## Passage to read
I ought to find a method to model the function $y = f(x)$ and at the same time uncover which dimensions contribute to the output. The overall hint is to apply the L1-norm Lasso regularization.

$$L^{\text lasso}(\beta) = \sum_{i=1}^n (y_i - \phi(x_i)^T \beta)^2 + \lambda \sum_{j = 1}^k | \beta_j |$$

Minimizing $L^{\text lasso}$ is in general hard, for that reason I should apply gradient descent. My approach so far is the following:

In order to minimize the term, I chose to compute the gradient and set it $0$, i.e.

$$\frac{\partial}{\partial \beta} L^{\text lasso}(\beta) = -2 \sum_{i = 1}^n \phi(x_i)(y_i - \beta)$$

Since this cannot be computed simply, I want to apply the gradient descent here. The gradient descent takes a function $f(x)$ as input, so in place of that will be put the $L(\beta)$ function.

## Stored records
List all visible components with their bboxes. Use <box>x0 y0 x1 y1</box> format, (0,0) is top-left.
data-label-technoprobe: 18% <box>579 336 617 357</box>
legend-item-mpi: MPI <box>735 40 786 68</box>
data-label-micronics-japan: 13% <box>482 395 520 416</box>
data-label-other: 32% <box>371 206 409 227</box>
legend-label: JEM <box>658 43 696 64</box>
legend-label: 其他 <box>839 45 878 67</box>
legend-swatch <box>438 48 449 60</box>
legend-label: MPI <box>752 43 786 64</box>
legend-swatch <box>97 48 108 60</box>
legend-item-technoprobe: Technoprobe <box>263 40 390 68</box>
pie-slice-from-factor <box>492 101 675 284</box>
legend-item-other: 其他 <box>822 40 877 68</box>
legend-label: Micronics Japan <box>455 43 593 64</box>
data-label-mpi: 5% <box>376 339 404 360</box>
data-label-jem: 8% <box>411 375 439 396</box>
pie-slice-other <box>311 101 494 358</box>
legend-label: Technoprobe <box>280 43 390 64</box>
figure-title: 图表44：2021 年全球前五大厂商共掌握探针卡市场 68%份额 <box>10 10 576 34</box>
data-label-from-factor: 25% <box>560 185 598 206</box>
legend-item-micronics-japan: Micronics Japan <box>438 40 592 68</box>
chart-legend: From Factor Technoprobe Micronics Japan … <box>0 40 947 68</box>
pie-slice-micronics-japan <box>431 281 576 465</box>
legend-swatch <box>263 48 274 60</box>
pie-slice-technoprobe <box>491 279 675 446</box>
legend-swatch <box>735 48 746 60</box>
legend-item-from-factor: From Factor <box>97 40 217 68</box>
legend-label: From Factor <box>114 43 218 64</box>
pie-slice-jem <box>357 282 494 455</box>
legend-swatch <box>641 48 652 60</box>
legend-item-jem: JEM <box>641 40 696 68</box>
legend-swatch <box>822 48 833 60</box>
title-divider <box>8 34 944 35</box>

## The tasks
[1] Answer these questions from the passage on Lasso regularization:
(a) What kind of regularization does the overall hint say to apply?
(b) According to the passage, why should gradient descent be used?
(c) What does gradient descent take as input, and what is to be put in its place?
[2] Summarize the passage on Lasso regularization in two sentences.
Nothing in the listing is needed for this work.

## Exercise results
[1]
(a) L1-norm Lasso regularization.
(b) Minimizing the Lasso loss is in general hard.
(c) It takes a function f(x) as input, and the L(β) function is to be put in its place.

[2] The task is to model the function y = f(x) while uncovering which dimensions contribute to the output, and the hint is to apply L1-norm Lasso regularization. Since minimizing the Lasso loss is hard in general, the approach is to compute its gradient and apply gradient descent, with the L(β) function put in place of the input function f(x).